GOAL: Produce an exact transcription of the listing below, omitting the pictures.

____

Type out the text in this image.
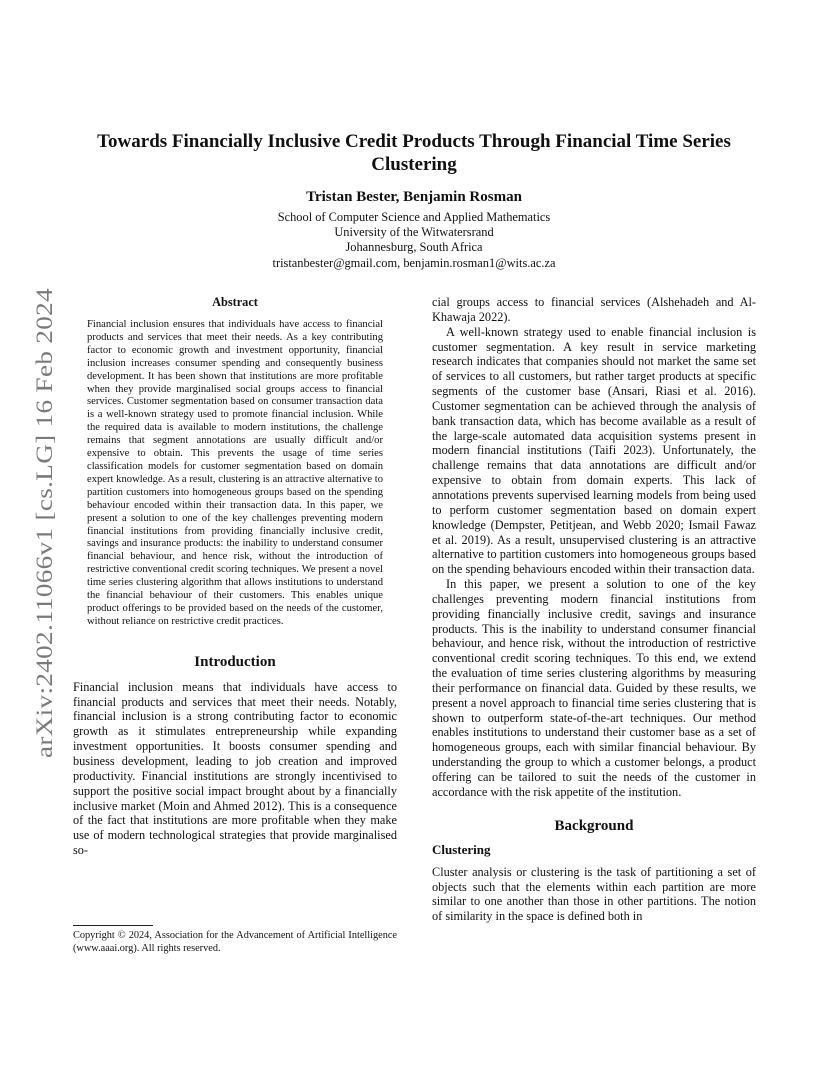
arXiv:2402.11066v1 [cs.LG] 16 Feb 2024
Towards Financially Inclusive Credit Products Through Financial Time Series Clustering
Tristan Bester, Benjamin Rosman
School of Computer Science and Applied Mathematics
University of the Witwatersrand
Johannesburg, South Africa
tristanbester@gmail.com, benjamin.rosman1@wits.ac.za
Abstract

Financial inclusion ensures that individuals have access to financial products and services that meet their needs. As a key contributing factor to economic growth and investment opportunity, financial inclusion increases consumer spending and consequently business development. It has been shown that institutions are more profitable when they provide marginalised social groups access to financial services. Customer segmentation based on consumer transaction data is a well-known strategy used to promote financial inclusion. While the required data is available to modern institutions, the challenge remains that segment annotations are usually difficult and/or expensive to obtain. This prevents the usage of time series classification models for customer segmentation based on domain expert knowledge. As a result, clustering is an attractive alternative to partition customers into homogeneous groups based on the spending behaviour encoded within their transaction data. In this paper, we present a solution to one of the key challenges preventing modern financial institutions from providing financially inclusive credit, savings and insurance products: the inability to understand consumer financial behaviour, and hence risk, without the introduction of restrictive conventional credit scoring techniques. We present a novel time series clustering algorithm that allows institutions to understand the financial behaviour of their customers. This enables unique product offerings to be provided based on the needs of the customer, without reliance on restrictive credit practices.

Introduction

Financial inclusion means that individuals have access to financial products and services that meet their needs. Notably, financial inclusion is a strong contributing factor to economic growth as it stimulates entrepreneurship while expanding investment opportunities. It boosts consumer spending and business development, leading to job creation and improved productivity. Financial institutions are strongly incentivised to support the positive social impact brought about by a financially inclusive market (Moin and Ahmed 2012). This is a consequence of the fact that institutions are more profitable when they make use of modern technological strategies that provide marginalised so-

cial groups access to financial services (Alshehadeh and Al-Khawaja 2022).

A well-known strategy used to enable financial inclusion is customer segmentation. A key result in service marketing research indicates that companies should not market the same set of services to all customers, but rather target products at specific segments of the customer base (Ansari, Riasi et al. 2016). Customer segmentation can be achieved through the analysis of bank transaction data, which has become available as a result of the large-scale automated data acquisition systems present in modern financial institutions (Taifi 2023). Unfortunately, the challenge remains that data annotations are difficult and/or expensive to obtain from domain experts. This lack of annotations prevents supervised learning models from being used to perform customer segmentation based on domain expert knowledge (Dempster, Petitjean, and Webb 2020; Ismail Fawaz et al. 2019). As a result, unsupervised clustering is an attractive alternative to partition customers into homogeneous groups based on the spending behaviours encoded within their transaction data.

In this paper, we present a solution to one of the key challenges preventing modern financial institutions from providing financially inclusive credit, savings and insurance products. This is the inability to understand consumer financial behaviour, and hence risk, without the introduction of restrictive conventional credit scoring techniques. To this end, we extend the evaluation of time series clustering algorithms by measuring their performance on financial data. Guided by these results, we present a novel approach to financial time series clustering that is shown to outperform state-of-the-art techniques. Our method enables institutions to understand their customer base as a set of homogeneous groups, each with similar financial behaviour. By understanding the group to which a customer belongs, a product offering can be tailored to suit the needs of the customer in accordance with the risk appetite of the institution.

Background
Clustering

Cluster analysis or clustering is the task of partitioning a set of objects such that the elements within each partition are more similar to one another than those in other partitions. The notion of similarity in the space is defined both in

Copyright © 2024, Association for the Advancement of Artificial Intelligence (www.aaai.org). All rights reserved.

____

FULL SOLUTION:
Type out the text in this image.
arXiv:2402.11066v1 [cs.LG] 16 Feb 2024
Towards Financially Inclusive Credit Products Through Financial Time Series Clustering
Tristan Bester, Benjamin Rosman
School of Computer Science and Applied Mathematics
University of the Witwatersrand
Johannesburg, South Africa
tristanbester@gmail.com, benjamin.rosman1@wits.ac.za
Abstract

Financial inclusion ensures that individuals have access to financial products and services that meet their needs. As a key contributing factor to economic growth and investment opportunity, financial inclusion increases consumer spending and consequently business development. It has been shown that institutions are more profitable when they provide marginalised social groups access to financial services. Customer segmentation based on consumer transaction data is a well-known strategy used to promote financial inclusion. While the required data is available to modern institutions, the challenge remains that segment annotations are usually difficult and/or expensive to obtain. This prevents the usage of time series classification models for customer segmentation based on domain expert knowledge. As a result, clustering is an attractive alternative to partition customers into homogeneous groups based on the spending behaviour encoded within their transaction data. In this paper, we present a solution to one of the key challenges preventing modern financial institutions from providing financially inclusive credit, savings and insurance products: the inability to understand consumer financial behaviour, and hence risk, without the introduction of restrictive conventional credit scoring techniques. We present a novel time series clustering algorithm that allows institutions to understand the financial behaviour of their customers. This enables unique product offerings to be provided based on the needs of the customer, without reliance on restrictive credit practices.

Introduction

Financial inclusion means that individuals have access to financial products and services that meet their needs. Notably, financial inclusion is a strong contributing factor to economic growth as it stimulates entrepreneurship while expanding investment opportunities. It boosts consumer spending and business development, leading to job creation and improved productivity. Financial institutions are strongly incentivised to support the positive social impact brought about by a financially inclusive market (Moin and Ahmed 2012). This is a consequence of the fact that institutions are more profitable when they make use of modern technological strategies that provide marginalised so-

cial groups access to financial services (Alshehadeh and Al-Khawaja 2022).

A well-known strategy used to enable financial inclusion is customer segmentation. A key result in service marketing research indicates that companies should not market the same set of services to all customers, but rather target products at specific segments of the customer base (Ansari, Riasi et al. 2016). Customer segmentation can be achieved through the analysis of bank transaction data, which has become available as a result of the large-scale automated data acquisition systems present in modern financial institutions (Taifi 2023). Unfortunately, the challenge remains that data annotations are difficult and/or expensive to obtain from domain experts. This lack of annotations prevents supervised learning models from being used to perform customer segmentation based on domain expert knowledge (Dempster, Petitjean, and Webb 2020; Ismail Fawaz et al. 2019). As a result, unsupervised clustering is an attractive alternative to partition customers into homogeneous groups based on the spending behaviours encoded within their transaction data.

In this paper, we present a solution to one of the key challenges preventing modern financial institutions from providing financially inclusive credit, savings and insurance products. This is the inability to understand consumer financial behaviour, and hence risk, without the introduction of restrictive conventional credit scoring techniques. To this end, we extend the evaluation of time series clustering algorithms by measuring their performance on financial data. Guided by these results, we present a novel approach to financial time series clustering that is shown to outperform state-of-the-art techniques. Our method enables institutions to understand their customer base as a set of homogeneous groups, each with similar financial behaviour. By understanding the group to which a customer belongs, a product offering can be tailored to suit the needs of the customer in accordance with the risk appetite of the institution.

Background
Clustering

Cluster analysis or clustering is the task of partitioning a set of objects such that the elements within each partition are more similar to one another than those in other partitions. The notion of similarity in the space is defined both in

Copyright © 2024, Association for the Advancement of Artificial Intelligence (www.aaai.org). All rights reserved.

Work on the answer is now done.